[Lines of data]

--

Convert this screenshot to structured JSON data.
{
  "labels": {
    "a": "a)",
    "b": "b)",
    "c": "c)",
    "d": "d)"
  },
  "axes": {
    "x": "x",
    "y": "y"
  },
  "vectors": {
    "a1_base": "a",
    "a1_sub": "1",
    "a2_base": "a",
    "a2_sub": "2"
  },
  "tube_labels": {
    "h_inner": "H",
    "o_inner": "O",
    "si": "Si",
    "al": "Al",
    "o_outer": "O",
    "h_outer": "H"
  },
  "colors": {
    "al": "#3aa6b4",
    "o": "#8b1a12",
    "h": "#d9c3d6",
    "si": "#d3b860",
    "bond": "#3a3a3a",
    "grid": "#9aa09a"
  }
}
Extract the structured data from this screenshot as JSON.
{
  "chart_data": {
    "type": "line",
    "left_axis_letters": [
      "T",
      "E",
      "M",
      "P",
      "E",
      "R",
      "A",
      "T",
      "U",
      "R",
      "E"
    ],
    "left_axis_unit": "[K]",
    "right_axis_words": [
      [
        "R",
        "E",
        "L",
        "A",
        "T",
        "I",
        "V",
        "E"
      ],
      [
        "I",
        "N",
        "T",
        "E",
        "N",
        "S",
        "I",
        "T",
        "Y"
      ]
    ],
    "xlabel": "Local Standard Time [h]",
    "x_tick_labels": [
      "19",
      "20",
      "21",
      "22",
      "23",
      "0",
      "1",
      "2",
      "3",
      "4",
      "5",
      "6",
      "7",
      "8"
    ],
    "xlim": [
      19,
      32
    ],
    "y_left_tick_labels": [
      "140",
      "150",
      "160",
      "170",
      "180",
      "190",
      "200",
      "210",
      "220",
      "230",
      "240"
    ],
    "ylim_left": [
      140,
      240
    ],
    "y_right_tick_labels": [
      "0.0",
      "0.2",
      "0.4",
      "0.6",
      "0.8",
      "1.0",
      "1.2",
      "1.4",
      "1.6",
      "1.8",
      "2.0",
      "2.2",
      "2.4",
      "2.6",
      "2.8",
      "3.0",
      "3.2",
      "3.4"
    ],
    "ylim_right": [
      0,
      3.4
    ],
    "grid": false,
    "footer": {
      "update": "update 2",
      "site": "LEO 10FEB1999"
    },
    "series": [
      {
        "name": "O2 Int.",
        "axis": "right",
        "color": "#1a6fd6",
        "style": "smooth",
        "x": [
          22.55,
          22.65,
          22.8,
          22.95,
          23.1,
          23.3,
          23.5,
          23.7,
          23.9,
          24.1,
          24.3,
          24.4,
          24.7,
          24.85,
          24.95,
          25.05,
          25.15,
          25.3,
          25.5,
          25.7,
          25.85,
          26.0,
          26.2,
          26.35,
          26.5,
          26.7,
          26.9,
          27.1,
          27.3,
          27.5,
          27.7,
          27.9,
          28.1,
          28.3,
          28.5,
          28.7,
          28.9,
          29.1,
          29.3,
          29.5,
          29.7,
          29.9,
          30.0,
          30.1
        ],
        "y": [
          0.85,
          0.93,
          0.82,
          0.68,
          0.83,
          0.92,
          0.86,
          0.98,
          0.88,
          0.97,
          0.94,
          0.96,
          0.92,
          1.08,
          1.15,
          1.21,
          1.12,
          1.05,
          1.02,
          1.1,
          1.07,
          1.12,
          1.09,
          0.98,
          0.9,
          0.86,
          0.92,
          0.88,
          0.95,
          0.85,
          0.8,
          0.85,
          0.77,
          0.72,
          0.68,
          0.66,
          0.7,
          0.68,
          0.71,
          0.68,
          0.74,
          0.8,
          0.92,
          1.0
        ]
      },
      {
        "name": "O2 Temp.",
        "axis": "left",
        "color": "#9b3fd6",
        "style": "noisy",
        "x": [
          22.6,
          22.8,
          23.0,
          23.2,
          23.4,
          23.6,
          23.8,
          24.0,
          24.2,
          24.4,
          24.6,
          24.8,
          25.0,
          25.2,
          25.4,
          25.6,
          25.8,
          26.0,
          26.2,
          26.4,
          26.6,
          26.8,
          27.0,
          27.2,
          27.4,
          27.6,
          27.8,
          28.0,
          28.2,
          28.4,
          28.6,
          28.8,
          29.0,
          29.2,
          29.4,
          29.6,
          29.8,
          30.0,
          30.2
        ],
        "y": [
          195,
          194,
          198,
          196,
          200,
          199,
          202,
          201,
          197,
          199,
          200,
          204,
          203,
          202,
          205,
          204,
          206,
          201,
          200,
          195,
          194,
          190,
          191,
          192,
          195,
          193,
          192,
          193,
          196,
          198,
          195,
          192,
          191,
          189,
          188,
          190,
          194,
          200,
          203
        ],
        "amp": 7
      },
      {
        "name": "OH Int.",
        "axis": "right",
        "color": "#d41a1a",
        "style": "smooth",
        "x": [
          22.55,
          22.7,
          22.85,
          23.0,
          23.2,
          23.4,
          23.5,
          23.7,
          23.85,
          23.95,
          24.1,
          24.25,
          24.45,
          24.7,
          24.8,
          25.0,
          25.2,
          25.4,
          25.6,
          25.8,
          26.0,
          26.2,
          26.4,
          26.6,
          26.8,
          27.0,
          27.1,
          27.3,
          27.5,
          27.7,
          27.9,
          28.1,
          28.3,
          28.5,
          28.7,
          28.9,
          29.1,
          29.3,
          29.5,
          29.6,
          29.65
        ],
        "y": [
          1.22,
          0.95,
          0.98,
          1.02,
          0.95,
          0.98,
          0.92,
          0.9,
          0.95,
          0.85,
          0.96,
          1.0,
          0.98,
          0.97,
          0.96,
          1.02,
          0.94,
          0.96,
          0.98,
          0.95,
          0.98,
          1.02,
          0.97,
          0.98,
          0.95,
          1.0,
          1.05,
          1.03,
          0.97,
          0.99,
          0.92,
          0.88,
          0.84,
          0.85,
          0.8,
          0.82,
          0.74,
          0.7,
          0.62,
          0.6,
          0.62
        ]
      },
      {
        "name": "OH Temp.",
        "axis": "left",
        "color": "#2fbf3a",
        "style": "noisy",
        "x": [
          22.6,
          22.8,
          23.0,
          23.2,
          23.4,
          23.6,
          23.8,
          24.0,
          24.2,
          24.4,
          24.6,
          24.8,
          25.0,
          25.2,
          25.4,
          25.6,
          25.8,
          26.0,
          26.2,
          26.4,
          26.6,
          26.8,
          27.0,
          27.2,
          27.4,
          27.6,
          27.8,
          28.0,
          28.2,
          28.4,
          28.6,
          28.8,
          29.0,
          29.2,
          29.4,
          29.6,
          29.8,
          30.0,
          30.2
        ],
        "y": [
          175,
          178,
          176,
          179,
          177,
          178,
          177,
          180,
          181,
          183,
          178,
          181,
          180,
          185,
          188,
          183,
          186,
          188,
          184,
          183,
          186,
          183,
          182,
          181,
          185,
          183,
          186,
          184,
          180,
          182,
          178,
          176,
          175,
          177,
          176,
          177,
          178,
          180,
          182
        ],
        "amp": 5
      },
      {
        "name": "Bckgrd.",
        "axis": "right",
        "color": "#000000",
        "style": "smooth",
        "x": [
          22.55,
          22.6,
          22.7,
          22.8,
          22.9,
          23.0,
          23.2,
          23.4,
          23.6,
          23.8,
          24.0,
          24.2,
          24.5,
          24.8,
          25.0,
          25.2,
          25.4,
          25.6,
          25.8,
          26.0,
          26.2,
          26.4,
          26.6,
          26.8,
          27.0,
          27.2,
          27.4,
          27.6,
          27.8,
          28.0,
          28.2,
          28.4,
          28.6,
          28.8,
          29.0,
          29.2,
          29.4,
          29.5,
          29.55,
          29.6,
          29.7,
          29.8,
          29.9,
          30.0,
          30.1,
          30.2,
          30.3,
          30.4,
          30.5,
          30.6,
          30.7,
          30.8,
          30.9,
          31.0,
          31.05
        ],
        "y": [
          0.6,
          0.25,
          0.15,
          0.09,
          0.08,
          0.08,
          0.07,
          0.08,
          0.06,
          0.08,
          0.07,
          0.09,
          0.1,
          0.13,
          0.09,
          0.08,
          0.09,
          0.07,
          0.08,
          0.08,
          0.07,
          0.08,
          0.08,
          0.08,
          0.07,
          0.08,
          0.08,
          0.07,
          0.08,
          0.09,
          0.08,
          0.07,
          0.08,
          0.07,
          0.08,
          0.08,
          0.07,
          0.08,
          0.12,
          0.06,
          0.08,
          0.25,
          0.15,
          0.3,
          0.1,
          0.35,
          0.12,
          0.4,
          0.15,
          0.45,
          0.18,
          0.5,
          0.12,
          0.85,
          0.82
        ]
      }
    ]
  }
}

--

* **Problem to work on**
Report all lines of the material that contain the word "JSON".

* **Response to the task**
Convert this screenshot to structured JSON data.
Extract the structured data from this screenshot as JSON.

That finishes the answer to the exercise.